▸ **Instructions for the task**
Output all the material that follows, exactly as given.

▸ **Material**
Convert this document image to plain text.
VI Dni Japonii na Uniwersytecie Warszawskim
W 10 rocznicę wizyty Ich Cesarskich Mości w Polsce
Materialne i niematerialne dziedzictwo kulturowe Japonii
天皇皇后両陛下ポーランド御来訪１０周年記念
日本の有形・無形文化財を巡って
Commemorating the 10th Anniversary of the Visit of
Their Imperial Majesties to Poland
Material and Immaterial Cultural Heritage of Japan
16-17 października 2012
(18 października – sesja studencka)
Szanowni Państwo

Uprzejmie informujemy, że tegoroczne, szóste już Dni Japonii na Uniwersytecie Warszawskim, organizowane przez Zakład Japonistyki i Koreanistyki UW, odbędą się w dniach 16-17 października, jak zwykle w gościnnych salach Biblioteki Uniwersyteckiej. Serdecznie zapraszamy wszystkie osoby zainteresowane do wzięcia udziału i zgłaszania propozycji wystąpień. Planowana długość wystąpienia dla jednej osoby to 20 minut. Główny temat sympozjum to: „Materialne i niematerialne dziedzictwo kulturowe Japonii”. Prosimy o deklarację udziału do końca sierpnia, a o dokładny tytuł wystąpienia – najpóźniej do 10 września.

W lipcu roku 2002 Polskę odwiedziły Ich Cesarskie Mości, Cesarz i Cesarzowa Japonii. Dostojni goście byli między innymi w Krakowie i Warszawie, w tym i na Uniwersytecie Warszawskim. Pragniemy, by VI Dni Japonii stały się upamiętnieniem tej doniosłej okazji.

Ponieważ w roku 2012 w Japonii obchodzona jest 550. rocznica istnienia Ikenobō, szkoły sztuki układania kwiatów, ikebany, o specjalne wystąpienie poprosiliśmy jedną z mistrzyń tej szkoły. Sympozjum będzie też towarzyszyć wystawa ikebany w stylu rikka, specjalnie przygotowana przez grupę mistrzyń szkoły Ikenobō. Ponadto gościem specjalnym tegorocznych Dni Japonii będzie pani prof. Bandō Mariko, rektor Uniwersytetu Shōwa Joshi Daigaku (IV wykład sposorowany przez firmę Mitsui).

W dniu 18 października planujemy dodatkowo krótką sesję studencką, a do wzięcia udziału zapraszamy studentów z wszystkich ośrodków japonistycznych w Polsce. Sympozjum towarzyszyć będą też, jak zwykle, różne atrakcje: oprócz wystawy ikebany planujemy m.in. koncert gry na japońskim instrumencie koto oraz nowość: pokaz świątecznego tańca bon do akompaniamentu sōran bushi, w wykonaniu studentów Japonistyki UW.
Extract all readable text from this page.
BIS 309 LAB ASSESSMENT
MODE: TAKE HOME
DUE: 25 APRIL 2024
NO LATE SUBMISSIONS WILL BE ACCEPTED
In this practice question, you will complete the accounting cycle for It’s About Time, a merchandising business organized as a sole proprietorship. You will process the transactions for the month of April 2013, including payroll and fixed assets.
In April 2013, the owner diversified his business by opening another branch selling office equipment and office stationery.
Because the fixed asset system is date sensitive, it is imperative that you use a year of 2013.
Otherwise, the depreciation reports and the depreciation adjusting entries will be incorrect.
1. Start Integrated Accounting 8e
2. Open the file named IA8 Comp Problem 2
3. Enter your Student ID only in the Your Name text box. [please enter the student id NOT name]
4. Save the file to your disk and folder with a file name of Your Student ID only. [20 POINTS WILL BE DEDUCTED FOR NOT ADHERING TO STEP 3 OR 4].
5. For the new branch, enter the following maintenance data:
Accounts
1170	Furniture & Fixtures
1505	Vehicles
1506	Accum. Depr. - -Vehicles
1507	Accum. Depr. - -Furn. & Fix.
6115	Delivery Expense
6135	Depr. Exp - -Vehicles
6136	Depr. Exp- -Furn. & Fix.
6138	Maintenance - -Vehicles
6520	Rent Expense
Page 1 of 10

▸ **Answer**
Convert this document image to plain text.
VI Dni Japonii na Uniwersytecie Warszawskim
W 10 rocznicę wizyty Ich Cesarskich Mości w Polsce
Materialne i niematerialne dziedzictwo kulturowe Japonii
天皇皇后両陛下ポーランド御来訪１０周年記念
日本の有形・無形文化財を巡って
Commemorating the 10th Anniversary of the Visit of
Their Imperial Majesties to Poland
Material and Immaterial Cultural Heritage of Japan
16-17 października 2012
(18 października – sesja studencka)
Szanowni Państwo

Uprzejmie informujemy, że tegoroczne, szóste już Dni Japonii na Uniwersytecie Warszawskim, organizowane przez Zakład Japonistyki i Koreanistyki UW, odbędą się w dniach 16-17 października, jak zwykle w gościnnych salach Biblioteki Uniwersyteckiej. Serdecznie zapraszamy wszystkie osoby zainteresowane do wzięcia udziału i zgłaszania propozycji wystąpień. Planowana długość wystąpienia dla jednej osoby to 20 minut. Główny temat sympozjum to: „Materialne i niematerialne dziedzictwo kulturowe Japonii”. Prosimy o deklarację udziału do końca sierpnia, a o dokładny tytuł wystąpienia – najpóźniej do 10 września.

W lipcu roku 2002 Polskę odwiedziły Ich Cesarskie Mości, Cesarz i Cesarzowa Japonii. Dostojni goście byli między innymi w Krakowie i Warszawie, w tym i na Uniwersytecie Warszawskim. Pragniemy, by VI Dni Japonii stały się upamiętnieniem tej doniosłej okazji.

Ponieważ w roku 2012 w Japonii obchodzona jest 550. rocznica istnienia Ikenobō, szkoły sztuki układania kwiatów, ikebany, o specjalne wystąpienie poprosiliśmy jedną z mistrzyń tej szkoły. Sympozjum będzie też towarzyszyć wystawa ikebany w stylu rikka, specjalnie przygotowana przez grupę mistrzyń szkoły Ikenobō. Ponadto gościem specjalnym tegorocznych Dni Japonii będzie pani prof. Bandō Mariko, rektor Uniwersytetu Shōwa Joshi Daigaku (IV wykład sposorowany przez firmę Mitsui).

W dniu 18 października planujemy dodatkowo krótką sesję studencką, a do wzięcia udziału zapraszamy studentów z wszystkich ośrodków japonistycznych w Polsce. Sympozjum towarzyszyć będą też, jak zwykle, różne atrakcje: oprócz wystawy ikebany planujemy m.in. koncert gry na japońskim instrumencie koto oraz nowość: pokaz świątecznego tańca bon do akompaniamentu sōran bushi, w wykonaniu studentów Japonistyki UW.
Extract all readable text from this page.
BIS 309 LAB ASSESSMENT
MODE: TAKE HOME
DUE: 25 APRIL 2024
NO LATE SUBMISSIONS WILL BE ACCEPTED
In this practice question, you will complete the accounting cycle for It’s About Time, a merchandising business organized as a sole proprietorship. You will process the transactions for the month of April 2013, including payroll and fixed assets.
In April 2013, the owner diversified his business by opening another branch selling office equipment and office stationery.
Because the fixed asset system is date sensitive, it is imperative that you use a year of 2013.
Otherwise, the depreciation reports and the depreciation adjusting entries will be incorrect.
1. Start Integrated Accounting 8e
2. Open the file named IA8 Comp Problem 2
3. Enter your Student ID only in the Your Name text box. [please enter the student id NOT name]
4. Save the file to your disk and folder with a file name of Your Student ID only. [20 POINTS WILL BE DEDUCTED FOR NOT ADHERING TO STEP 3 OR 4].
5. For the new branch, enter the following maintenance data:
Accounts
1170	Furniture & Fixtures
1505	Vehicles
1506	Accum. Depr. - -Vehicles
1507	Accum. Depr. - -Furn. & Fix.
6115	Delivery Expense
6135	Depr. Exp - -Vehicles
6136	Depr. Exp- -Furn. & Fix.
6138	Maintenance - -Vehicles
6520	Rent Expense
Page 1 of 10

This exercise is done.